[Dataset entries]

....

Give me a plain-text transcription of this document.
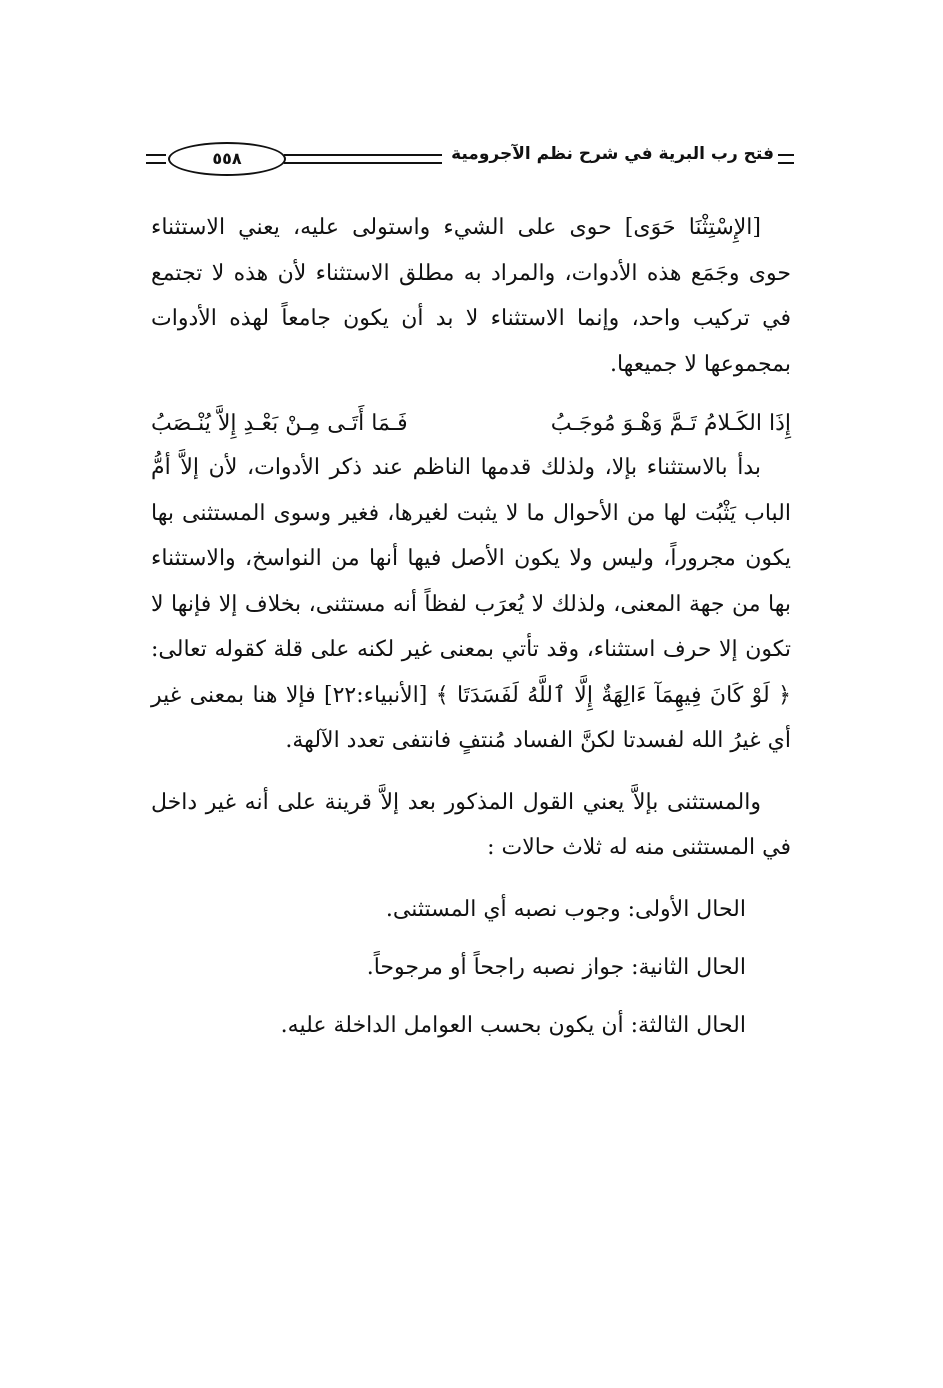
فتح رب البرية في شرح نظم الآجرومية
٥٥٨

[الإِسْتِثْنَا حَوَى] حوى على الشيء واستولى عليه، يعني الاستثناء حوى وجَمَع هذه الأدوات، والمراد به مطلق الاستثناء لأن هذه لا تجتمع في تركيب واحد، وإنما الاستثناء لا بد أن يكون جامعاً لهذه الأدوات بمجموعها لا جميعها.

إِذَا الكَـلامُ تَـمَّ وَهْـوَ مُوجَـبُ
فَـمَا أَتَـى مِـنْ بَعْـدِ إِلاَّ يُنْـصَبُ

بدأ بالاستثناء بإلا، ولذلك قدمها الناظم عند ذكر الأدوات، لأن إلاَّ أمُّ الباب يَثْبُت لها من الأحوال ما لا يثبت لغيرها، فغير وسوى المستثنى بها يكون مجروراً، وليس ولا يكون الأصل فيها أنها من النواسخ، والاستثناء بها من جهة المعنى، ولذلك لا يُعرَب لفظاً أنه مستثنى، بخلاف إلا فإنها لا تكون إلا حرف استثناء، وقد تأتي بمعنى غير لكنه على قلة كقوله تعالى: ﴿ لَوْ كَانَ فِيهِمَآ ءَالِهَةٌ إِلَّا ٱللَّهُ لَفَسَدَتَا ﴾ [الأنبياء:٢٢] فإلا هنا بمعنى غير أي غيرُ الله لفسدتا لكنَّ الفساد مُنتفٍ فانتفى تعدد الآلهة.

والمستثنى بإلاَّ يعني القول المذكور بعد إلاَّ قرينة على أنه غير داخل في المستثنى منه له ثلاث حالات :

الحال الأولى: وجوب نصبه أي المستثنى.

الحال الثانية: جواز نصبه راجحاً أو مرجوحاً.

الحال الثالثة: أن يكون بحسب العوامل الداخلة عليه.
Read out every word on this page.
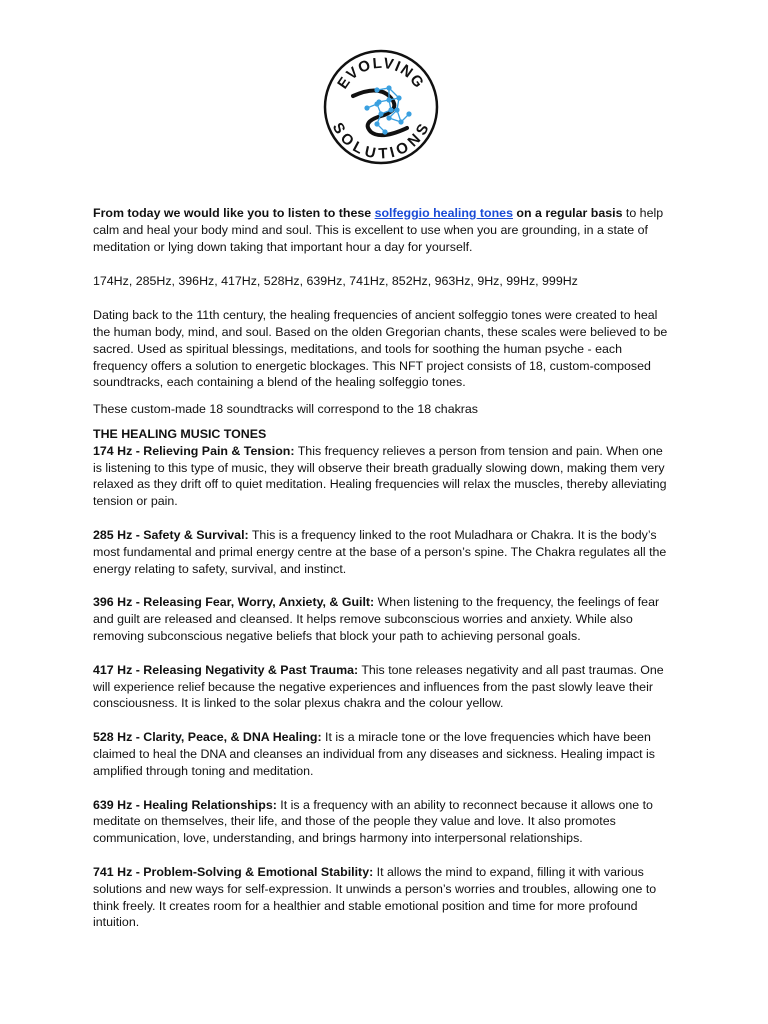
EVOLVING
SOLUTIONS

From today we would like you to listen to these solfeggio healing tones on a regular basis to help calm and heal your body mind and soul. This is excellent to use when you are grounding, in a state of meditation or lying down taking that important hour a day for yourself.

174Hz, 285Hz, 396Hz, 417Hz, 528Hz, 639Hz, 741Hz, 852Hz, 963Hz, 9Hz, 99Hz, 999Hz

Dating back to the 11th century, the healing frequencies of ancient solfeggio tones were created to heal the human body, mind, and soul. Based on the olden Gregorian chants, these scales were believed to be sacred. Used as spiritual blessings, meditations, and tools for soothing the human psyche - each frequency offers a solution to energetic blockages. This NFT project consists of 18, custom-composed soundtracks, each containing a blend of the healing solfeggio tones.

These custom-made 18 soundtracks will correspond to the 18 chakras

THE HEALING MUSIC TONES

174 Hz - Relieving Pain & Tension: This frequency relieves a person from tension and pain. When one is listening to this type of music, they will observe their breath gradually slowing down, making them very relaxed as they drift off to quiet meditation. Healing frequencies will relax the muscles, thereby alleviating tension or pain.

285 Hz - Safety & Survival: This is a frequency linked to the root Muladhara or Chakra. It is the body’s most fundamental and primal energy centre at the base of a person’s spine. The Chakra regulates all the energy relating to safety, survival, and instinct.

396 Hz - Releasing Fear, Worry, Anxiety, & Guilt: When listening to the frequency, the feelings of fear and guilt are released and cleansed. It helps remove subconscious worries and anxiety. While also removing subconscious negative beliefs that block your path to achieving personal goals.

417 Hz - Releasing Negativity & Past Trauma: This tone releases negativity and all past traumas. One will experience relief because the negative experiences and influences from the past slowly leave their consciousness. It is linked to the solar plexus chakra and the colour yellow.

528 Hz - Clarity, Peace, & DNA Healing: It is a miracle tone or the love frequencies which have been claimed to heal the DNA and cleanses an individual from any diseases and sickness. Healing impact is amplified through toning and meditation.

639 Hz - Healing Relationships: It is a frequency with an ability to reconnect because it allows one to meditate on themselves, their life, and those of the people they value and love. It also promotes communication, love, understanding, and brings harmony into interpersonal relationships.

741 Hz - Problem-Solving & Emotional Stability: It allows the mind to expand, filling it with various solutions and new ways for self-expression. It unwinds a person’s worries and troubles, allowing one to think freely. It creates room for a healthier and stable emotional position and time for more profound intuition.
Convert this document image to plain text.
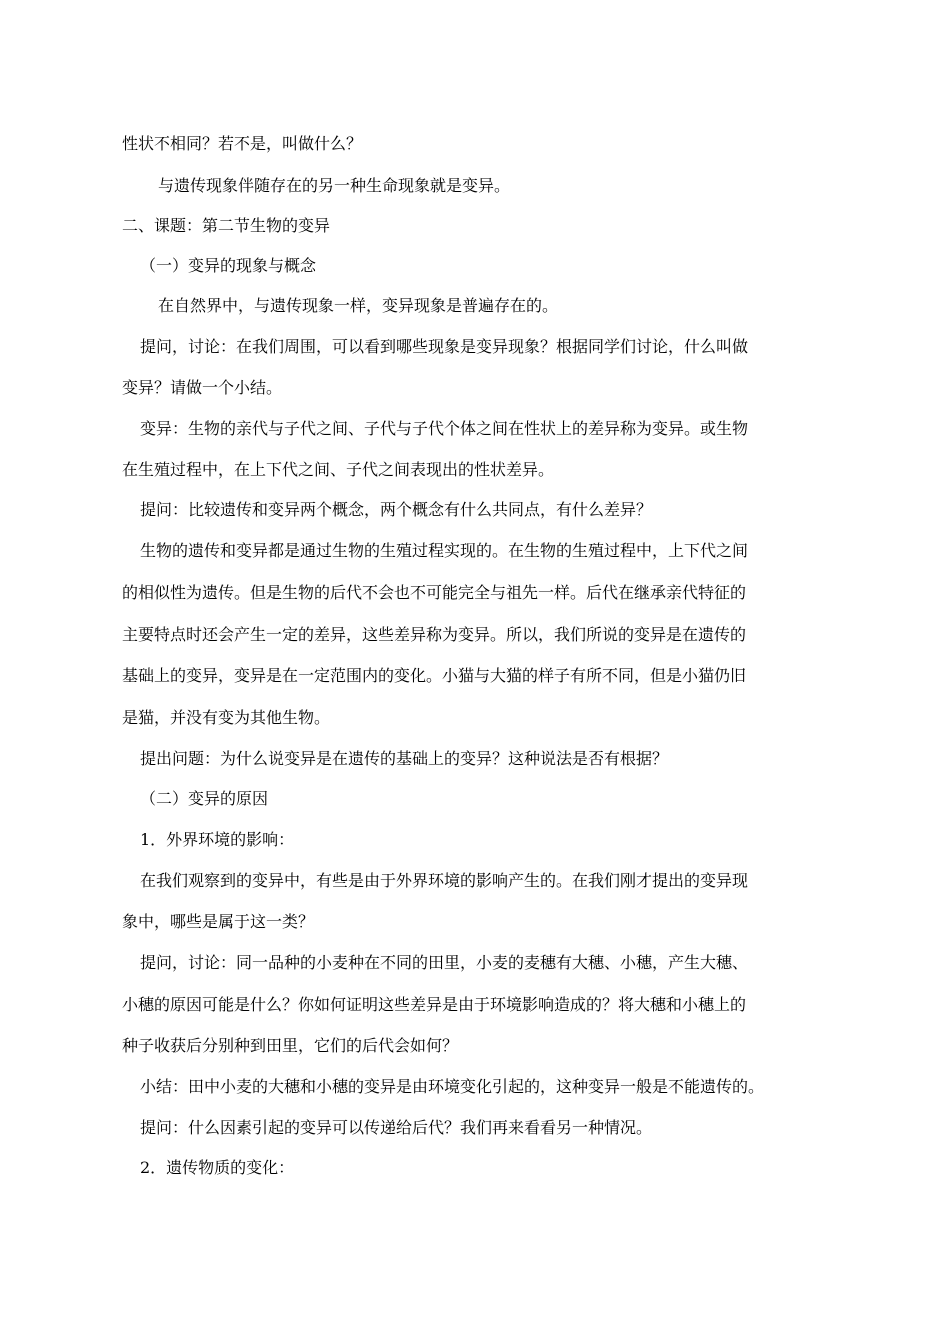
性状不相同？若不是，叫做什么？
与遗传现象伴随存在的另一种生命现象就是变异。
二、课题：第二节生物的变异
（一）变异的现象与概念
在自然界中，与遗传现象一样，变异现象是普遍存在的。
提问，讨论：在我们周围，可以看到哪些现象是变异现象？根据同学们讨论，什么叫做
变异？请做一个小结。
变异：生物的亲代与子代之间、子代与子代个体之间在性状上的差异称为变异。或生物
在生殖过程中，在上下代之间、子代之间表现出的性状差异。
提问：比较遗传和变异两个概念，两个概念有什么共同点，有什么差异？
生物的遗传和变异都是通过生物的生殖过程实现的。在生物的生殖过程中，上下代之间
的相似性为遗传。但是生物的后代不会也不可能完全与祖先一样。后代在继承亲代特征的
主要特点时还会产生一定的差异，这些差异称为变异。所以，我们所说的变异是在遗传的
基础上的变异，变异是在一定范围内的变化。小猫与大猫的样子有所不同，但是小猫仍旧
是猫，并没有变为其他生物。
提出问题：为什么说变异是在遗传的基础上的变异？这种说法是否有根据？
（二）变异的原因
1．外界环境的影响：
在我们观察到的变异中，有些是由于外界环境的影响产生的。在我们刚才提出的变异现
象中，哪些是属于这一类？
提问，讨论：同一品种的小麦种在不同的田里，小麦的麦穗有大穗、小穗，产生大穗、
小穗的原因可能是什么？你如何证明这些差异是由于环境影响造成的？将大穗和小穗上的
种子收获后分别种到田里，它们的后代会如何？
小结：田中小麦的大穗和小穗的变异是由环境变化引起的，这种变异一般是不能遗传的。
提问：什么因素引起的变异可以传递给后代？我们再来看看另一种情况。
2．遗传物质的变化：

....

REQUIRED TASK -> Copy each line of the records above that carries the word "الحال".

WRITTEN SOLUTION ->
الحال الأولى: وجوب نصبه أي المستثنى.
الحال الثانية: جواز نصبه راجحاً أو مرجوحاً.
الحال الثالثة: أن يكون بحسب العوامل الداخلة عليه.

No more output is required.